→ Dataset items:
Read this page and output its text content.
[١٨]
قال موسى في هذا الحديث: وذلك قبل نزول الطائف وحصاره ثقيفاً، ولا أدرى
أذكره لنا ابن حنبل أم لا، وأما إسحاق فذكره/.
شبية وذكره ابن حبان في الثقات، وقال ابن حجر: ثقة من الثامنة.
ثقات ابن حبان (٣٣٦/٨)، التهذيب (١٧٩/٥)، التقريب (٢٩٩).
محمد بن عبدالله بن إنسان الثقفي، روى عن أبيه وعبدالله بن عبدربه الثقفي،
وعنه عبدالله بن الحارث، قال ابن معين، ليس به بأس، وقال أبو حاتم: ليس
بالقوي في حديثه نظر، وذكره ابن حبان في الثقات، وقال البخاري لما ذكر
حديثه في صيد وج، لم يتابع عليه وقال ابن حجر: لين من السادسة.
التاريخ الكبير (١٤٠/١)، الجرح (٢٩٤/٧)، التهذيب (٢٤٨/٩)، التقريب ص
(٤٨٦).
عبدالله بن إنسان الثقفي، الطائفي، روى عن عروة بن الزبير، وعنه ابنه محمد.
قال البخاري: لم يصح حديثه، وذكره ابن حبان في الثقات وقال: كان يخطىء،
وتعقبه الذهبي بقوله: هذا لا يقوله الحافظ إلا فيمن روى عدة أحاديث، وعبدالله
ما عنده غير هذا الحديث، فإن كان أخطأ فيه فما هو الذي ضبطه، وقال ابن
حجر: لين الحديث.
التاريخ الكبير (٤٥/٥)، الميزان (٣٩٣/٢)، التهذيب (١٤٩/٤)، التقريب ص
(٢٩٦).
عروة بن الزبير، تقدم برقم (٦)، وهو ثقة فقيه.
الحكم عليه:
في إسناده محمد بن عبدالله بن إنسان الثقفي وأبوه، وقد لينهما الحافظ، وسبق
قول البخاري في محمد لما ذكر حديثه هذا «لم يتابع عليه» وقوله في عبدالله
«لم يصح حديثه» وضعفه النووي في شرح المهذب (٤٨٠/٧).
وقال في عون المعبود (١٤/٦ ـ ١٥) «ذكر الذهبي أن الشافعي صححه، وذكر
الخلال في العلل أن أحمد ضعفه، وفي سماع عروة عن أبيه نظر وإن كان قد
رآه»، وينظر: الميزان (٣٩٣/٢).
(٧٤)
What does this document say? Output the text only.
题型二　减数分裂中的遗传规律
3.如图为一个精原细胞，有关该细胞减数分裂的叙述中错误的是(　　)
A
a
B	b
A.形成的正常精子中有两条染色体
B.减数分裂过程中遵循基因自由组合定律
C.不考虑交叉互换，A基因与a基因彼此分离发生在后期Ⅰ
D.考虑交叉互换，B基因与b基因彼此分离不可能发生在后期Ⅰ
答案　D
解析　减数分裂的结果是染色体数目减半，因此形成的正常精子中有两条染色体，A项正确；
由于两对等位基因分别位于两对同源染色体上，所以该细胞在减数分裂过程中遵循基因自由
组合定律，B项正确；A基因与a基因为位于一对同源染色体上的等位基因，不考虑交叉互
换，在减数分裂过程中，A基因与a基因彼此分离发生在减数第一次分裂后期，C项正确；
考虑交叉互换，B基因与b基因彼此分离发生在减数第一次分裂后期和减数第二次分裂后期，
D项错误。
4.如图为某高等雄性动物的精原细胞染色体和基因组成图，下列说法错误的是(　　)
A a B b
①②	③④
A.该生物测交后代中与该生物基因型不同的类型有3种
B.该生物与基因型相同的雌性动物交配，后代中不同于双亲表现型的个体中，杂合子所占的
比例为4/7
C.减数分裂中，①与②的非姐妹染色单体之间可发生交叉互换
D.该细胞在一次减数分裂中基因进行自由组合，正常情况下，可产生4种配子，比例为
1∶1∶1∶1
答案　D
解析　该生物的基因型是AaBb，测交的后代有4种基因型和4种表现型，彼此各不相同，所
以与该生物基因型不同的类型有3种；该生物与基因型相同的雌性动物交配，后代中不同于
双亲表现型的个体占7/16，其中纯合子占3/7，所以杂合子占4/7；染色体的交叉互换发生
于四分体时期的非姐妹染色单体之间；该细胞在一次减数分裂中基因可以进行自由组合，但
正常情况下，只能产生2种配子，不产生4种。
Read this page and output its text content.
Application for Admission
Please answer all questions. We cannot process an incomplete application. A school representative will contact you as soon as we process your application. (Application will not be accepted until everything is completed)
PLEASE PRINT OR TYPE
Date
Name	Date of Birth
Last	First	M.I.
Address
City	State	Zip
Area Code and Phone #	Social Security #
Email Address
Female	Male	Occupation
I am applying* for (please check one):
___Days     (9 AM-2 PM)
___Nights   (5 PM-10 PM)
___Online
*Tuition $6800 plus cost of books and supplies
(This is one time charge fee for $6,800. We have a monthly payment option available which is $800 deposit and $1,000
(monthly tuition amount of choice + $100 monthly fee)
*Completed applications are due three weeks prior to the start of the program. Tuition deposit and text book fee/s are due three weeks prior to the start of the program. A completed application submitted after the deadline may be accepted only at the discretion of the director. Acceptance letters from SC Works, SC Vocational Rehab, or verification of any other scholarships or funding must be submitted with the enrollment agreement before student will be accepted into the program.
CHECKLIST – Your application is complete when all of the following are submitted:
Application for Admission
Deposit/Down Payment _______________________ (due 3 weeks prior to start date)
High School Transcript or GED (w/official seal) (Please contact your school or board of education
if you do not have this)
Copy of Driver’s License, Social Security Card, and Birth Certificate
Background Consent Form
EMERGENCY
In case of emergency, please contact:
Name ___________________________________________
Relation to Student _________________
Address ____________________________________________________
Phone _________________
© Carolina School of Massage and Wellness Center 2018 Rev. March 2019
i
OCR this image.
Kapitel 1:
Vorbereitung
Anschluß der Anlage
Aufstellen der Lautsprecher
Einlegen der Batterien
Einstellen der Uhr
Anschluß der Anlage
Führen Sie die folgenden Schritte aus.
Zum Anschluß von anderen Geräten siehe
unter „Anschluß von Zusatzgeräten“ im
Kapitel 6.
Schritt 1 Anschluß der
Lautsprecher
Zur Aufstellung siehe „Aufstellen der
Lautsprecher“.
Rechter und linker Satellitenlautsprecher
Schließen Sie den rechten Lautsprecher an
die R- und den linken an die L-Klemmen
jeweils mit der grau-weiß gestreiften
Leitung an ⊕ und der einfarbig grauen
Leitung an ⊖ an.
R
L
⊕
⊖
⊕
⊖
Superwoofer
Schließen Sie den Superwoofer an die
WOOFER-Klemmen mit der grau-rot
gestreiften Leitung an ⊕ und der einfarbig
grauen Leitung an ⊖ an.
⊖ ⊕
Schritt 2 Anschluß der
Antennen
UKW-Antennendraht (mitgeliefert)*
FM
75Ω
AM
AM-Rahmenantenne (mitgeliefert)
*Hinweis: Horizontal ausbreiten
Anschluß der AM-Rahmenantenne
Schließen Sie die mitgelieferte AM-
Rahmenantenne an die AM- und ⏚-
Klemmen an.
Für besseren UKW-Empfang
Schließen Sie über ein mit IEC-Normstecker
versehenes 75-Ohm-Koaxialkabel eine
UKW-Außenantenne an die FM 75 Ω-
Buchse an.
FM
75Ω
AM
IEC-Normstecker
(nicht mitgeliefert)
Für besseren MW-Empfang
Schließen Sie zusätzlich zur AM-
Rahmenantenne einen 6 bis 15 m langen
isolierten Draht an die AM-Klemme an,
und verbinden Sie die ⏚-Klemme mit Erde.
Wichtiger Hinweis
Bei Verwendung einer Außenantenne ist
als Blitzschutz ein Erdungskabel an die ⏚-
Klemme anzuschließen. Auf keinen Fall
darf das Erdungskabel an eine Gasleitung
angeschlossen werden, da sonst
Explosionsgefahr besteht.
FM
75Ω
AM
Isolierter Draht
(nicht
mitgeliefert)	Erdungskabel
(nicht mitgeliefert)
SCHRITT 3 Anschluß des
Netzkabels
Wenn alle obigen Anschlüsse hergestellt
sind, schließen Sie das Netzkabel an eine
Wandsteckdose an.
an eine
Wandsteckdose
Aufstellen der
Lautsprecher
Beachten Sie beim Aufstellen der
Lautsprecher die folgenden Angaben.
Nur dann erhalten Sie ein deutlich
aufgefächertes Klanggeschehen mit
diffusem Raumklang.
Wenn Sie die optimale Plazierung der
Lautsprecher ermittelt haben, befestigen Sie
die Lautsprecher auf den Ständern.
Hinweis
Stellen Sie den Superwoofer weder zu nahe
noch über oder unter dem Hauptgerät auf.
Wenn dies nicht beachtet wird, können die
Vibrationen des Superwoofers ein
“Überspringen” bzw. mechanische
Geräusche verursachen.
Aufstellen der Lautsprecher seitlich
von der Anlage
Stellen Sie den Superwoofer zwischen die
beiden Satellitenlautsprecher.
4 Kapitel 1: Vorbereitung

→ GIVEN TASK: Only a number is needed: how many lines of the material above contain "folgenden"?

→ SOLUTION FOR THIS EXERCISE: 2